§ AUFGABE 1: Wer moderierte laut dem Text über den Cum Ex-Skandal die Veranstaltung?
§ AUFGABE 2: Fasse den Text über den Cum Ex-Skandal in zwei Sätzen zusammen.
§ AUFGABE 3: Schreibe eine Fortsetzung des Textes über den Cum Ex-Skandal, die nach seinem letzten Satz einsetzt.

§ AUSGEWÄHLTER TEXT:
####################
Spontan mit dem Flieger zu einem Rolling Stones-Konzert nach Moskau? Selbst wenn das Event bereits morgen ansteht? Alles kein Problem. Einfach eine Nummer wählen und prompt wird das Ticket vermittelt. Bevor es mit dem Jet ins Wochenende geht. Oliver Schröm erwähnte dieses Beispiel an diesem Abend, um zu verdeutlichen, in welcher Lebenswelt sich diese Eliten bewegen, die mit dem Cum Ex-Skandal einen der größten Steuerraubzüge zu verantworten haben: gierig und amoralisch, dekadent und abgeschirmt. „Das ist Reichtum, das ist eine Welt, die wir uns nicht vorstellen können.“
Der correctiv-Chefredakteur hat sich in die Kreise dieser „Herrenmenschen“, wie er sie nennt, eingeschleust. Um gemeinsam mit weiteren Medien aufzudecken, dass die Steuerabzocke trotz eines im Bundestags verabschiedeten Gesetzes munter weitergeht. Investigativ und mit versteckter Kamera haben sie die Deals aufgedeckt. „Alles war echt, außer dass wir keine Millionäre sind“, sagt Schröm. Über die Rechercheergebnisse und die Folgen sprach der Investigativjournalist mit Hermann Falk, Vorstand der GLS Treuhand und Monika Düker, Haushaltspolitische Sprecherin der NRW-Grünen. Moderiert wurde die Veranstaltung von David Schraven (Correctiv).
####################
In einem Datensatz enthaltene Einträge

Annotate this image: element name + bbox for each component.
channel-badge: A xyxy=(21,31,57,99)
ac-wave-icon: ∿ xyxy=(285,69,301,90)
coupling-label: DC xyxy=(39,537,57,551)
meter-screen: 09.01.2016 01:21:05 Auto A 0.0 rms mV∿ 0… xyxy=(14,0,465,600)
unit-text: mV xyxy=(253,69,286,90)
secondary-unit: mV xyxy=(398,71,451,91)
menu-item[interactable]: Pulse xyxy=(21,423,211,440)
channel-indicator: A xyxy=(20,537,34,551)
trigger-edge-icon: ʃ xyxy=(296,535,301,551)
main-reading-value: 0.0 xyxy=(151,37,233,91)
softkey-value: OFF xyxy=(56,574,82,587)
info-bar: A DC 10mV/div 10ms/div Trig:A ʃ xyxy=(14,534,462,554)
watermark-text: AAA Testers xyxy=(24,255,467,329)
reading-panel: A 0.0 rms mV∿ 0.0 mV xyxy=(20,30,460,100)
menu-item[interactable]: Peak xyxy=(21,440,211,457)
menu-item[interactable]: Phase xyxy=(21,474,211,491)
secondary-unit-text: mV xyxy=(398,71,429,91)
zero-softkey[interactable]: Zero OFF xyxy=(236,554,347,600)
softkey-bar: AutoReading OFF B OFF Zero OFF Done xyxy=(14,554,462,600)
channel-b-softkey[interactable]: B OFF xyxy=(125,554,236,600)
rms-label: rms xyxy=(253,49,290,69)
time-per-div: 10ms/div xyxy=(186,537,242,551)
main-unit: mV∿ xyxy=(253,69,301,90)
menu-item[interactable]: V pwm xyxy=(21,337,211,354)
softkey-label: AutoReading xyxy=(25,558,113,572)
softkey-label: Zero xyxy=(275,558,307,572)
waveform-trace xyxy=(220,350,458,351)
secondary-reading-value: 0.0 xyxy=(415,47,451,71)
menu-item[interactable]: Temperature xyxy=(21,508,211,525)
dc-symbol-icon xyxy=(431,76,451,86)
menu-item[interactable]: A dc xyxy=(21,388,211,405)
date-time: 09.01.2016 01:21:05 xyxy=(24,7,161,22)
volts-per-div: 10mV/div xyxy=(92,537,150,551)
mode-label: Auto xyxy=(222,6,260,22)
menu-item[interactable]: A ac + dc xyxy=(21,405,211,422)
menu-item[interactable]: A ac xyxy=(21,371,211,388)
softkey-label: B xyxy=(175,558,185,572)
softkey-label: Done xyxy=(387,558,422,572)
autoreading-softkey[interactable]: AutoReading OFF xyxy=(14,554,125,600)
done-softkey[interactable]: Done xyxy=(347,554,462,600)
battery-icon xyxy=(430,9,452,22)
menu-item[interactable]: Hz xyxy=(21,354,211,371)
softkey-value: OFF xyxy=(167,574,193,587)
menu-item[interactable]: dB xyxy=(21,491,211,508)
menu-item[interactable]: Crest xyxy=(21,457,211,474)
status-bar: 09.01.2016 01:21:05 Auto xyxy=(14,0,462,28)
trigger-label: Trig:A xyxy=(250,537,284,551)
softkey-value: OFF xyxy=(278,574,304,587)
####################
§ ANTWORTFELD 1: David Schraven von Correctiv moderierte die Veranstaltung.

§ ANTWORTFELD 2: Der Correctiv-Chefredakteur Oliver Schröm hat sich in die Kreise reicher Eliten eingeschleust und gemeinsam mit weiteren Medien mit versteckter Kamera aufgedeckt, dass die Cum Ex-Steuerabzocke trotz eines vom Bundestag verabschiedeten Gesetzes weitergeht. Über die Rechercheergebnisse und die Folgen sprach er mit Hermann Falk von der GLS Treuhand und Monika Düker von den NRW-Grünen in einer von David Schraven moderierten Veranstaltung.

§ ANTWORTFELD 3:
Und die Diskussionsrunde im Correctiv-Buchladen stieß auf reges Interesse. Wer nicht angemeldet war, diskutierte vor der Ladentür mit den VeranstalterInnen, ob es noch irgendwie einen freien Platz gibt. „Die Menschen haben mittlerweile registriert, was hier abgeht“, freute sich Schröm. „So langsam kommt was in Bewegung.“ Das liegt sicher auch daran, dass im Dezember bekannt wurde, dass die Staatsanwaltschaft wegen des Cum Ex-Skandals ermittelt. Allerdings gegen Oliver Schröm. Der Vorwurf: Anstiftung zum Verrat von Geschäfts- und Betriebsgeheimnissen. „Das ist eine Straftat aus dem Wirtschaftsrecht“, sagte er. Denn presserechtlich hat der 55järhige nichts falsch gemacht. Unterlagen und Beweise lagen vor. Das Problem: die aufdeckten Steuerbetrüger sind mächtig, wie Schröm schnell feststellen musste: „Da sieht man, wie eine Bank das Strafrecht missbraucht, um Journalisten mundtot zu machen.“
Mehr als 55 Milliarden Euro haben Finanzhaie, Rechtsanwälte oder BeraterInnen aus der Staatskasse erbeutet. Geld, das für Schulen und Kindergärten, Soziales und Infrastruktur fehlt. Der Vorgang ist jedoch komplex. Es geht um Kapitalertragssteuern auf Dividenden, die rückerstattet wurden, obwohl die Spekulanten kein Anrecht darauf hatten. Keine Steuerhinterziehung, sondern ein direkter Griff in die Staatskasse, für den sich mehrere Investoren zusammengetan haben, wie Schröm beklagte: „Da geben mehrere Leute vor, eine Aktie zu besitzen, die sie gar nicht haben.“
Umso unübersichtlicher ist das Ausmaß des Fiskalbetrugs. Beschuldigt werden unter anderem die Privatbank Warburg, die Deutsche Bank oder „Millionärsformel“-Autor Carsten Maschmeyer. Auch die schweizer Privatbank Sarasin war an den Geschäften beteiligt, das Finanzinstitut hat Schröm bekanntlich verklagt. Der heutige GLS-Vorstand Hermann Falk war eine zeitlang dort tätig und erhielt einen Einblick in diese Welt der Superreichen, deren Streifzug aus seiner Sicht durch eine Mischung aus systematischen Schlupflöchern und individueller Gier ermöglicht worden sei. Zwischenmenschliche Werte gelten in den obersten Banketagen nicht, so Falk: „Diese Bindung haben diese reichen Menschen nicht mehr.“
Als eine Lösung der strukturellen Probleme schlägt Grünen-Politikerin Monika Düker an diesem Abend eine „Registrierung von Lobbyisten“ vor: „Um einfach transparent zu machen, was da geschieht.“ Bis dahin scheint die Umverteilung von unten nach oben munter weiterzugehen. Aber immerhin rüttelt der Cum Ex-Skandal wieder auf. Correctiv hat etwa mit einem offenen Brief bisher 26.000 UnterzeichnerInnen gesammelt. Weitere sind erwünscht.